(WORK REQUIRED): Pictures appear in the records below; write out everything else exactly.
+++
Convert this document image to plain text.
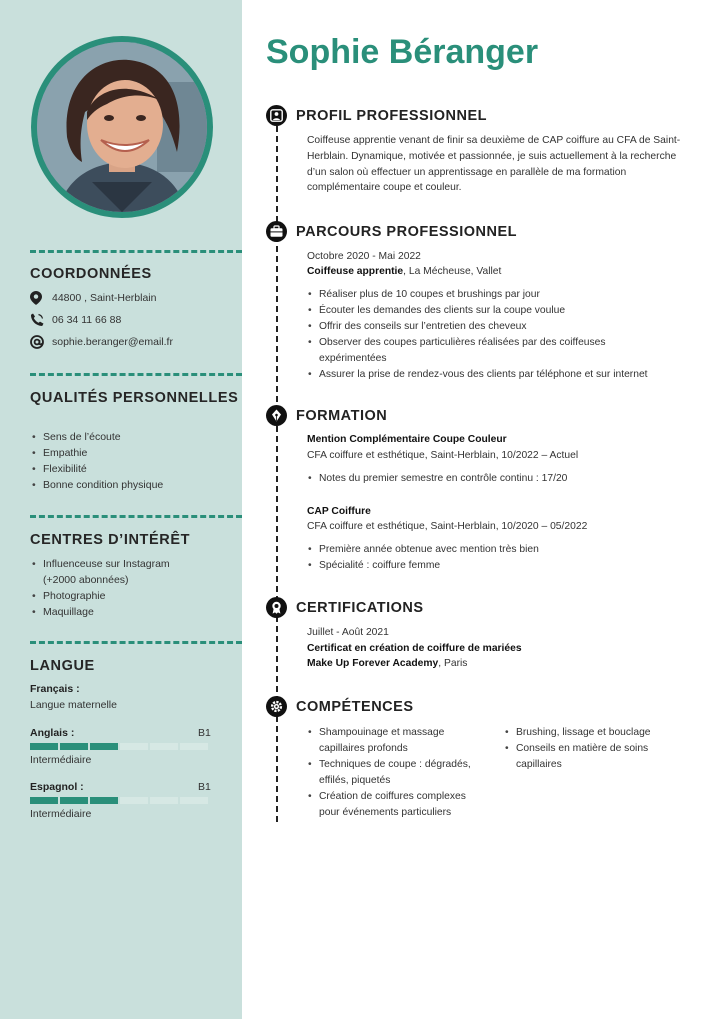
COORDONNÉES
44800 , Saint-Herblain
06 34 11 66 88
sophie.beranger@email.fr
QUALITÉS PERSONNELLES
• Sens de l’écoute
• Empathie
• Flexibilité
• Bonne condition physique
CENTRES D’INTÉRÊT
• Influenceuse sur Instagram
(+2000 abonnées)
• Photographie
• Maquillage
LANGUE
Français :
Langue maternelle
Anglais :	B1
Intermédiaire
Espagnol :	B1
Intermédiaire
Sophie Béranger
PROFIL PROFESSIONNEL
Coiffeuse apprentie venant de finir sa deuxième de CAP coiffure au CFA de Saint-Herblain. Dynamique, motivée et passionnée, je suis actuellement à la recherche d’un salon où effectuer un apprentissage en parallèle de ma formation complémentaire coupe et couleur.
PARCOURS PROFESSIONNEL
Octobre 2020 - Mai 2022
Coiffeuse apprentie, La Mécheuse, Vallet
• Réaliser plus de 10 coupes et brushings par jour
• Écouter les demandes des clients sur la coupe voulue
• Offrir des conseils sur l’entretien des cheveux
• Observer des coupes particulières réalisées par des coiffeuses
expérimentées
• Assurer la prise de rendez-vous des clients par téléphone et sur internet
FORMATION
Mention Complémentaire Coupe Couleur
CFA coiffure et esthétique, Saint-Herblain, 10/2022 – Actuel
• Notes du premier semestre en contrôle continu : 17/20
CAP Coiffure
CFA coiffure et esthétique, Saint-Herblain, 10/2020 – 05/2022
• Première année obtenue avec mention très bien
• Spécialité : coiffure femme
CERTIFICATIONS
Juillet - Août 2021
Certificat en création de coiffure de mariées
Make Up Forever Academy, Paris
COMPÉTENCES
• Shampouinage et massage
capillaires profonds
• Techniques de coupe : dégradés,
effilés, piquetés
• Création de coiffures complexes
pour événements particuliers
• Brushing, lissage et bouclage
• Conseils en matière de soins
capillaires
+++
(FINISHED EXERCISE):
Convert this document image to plain text.
COORDONNÉES
44800 , Saint-Herblain
06 34 11 66 88
sophie.beranger@email.fr
QUALITÉS PERSONNELLES
• Sens de l’écoute
• Empathie
• Flexibilité
• Bonne condition physique
CENTRES D’INTÉRÊT
• Influenceuse sur Instagram
(+2000 abonnées)
• Photographie
• Maquillage
LANGUE
Français :
Langue maternelle
Anglais :	B1
Intermédiaire
Espagnol :	B1
Intermédiaire
Sophie Béranger
PROFIL PROFESSIONNEL
Coiffeuse apprentie venant de finir sa deuxième de CAP coiffure au CFA de Saint-Herblain. Dynamique, motivée et passionnée, je suis actuellement à la recherche d’un salon où effectuer un apprentissage en parallèle de ma formation complémentaire coupe et couleur.
PARCOURS PROFESSIONNEL
Octobre 2020 - Mai 2022
Coiffeuse apprentie, La Mécheuse, Vallet
• Réaliser plus de 10 coupes et brushings par jour
• Écouter les demandes des clients sur la coupe voulue
• Offrir des conseils sur l’entretien des cheveux
• Observer des coupes particulières réalisées par des coiffeuses
expérimentées
• Assurer la prise de rendez-vous des clients par téléphone et sur internet
FORMATION
Mention Complémentaire Coupe Couleur
CFA coiffure et esthétique, Saint-Herblain, 10/2022 – Actuel
• Notes du premier semestre en contrôle continu : 17/20
CAP Coiffure
CFA coiffure et esthétique, Saint-Herblain, 10/2020 – 05/2022
• Première année obtenue avec mention très bien
• Spécialité : coiffure femme
CERTIFICATIONS
Juillet - Août 2021
Certificat en création de coiffure de mariées
Make Up Forever Academy, Paris
COMPÉTENCES
• Shampouinage et massage
capillaires profonds
• Techniques de coupe : dégradés,
effilés, piquetés
• Création de coiffures complexes
pour événements particuliers
• Brushing, lissage et bouclage
• Conseils en matière de soins
capillaires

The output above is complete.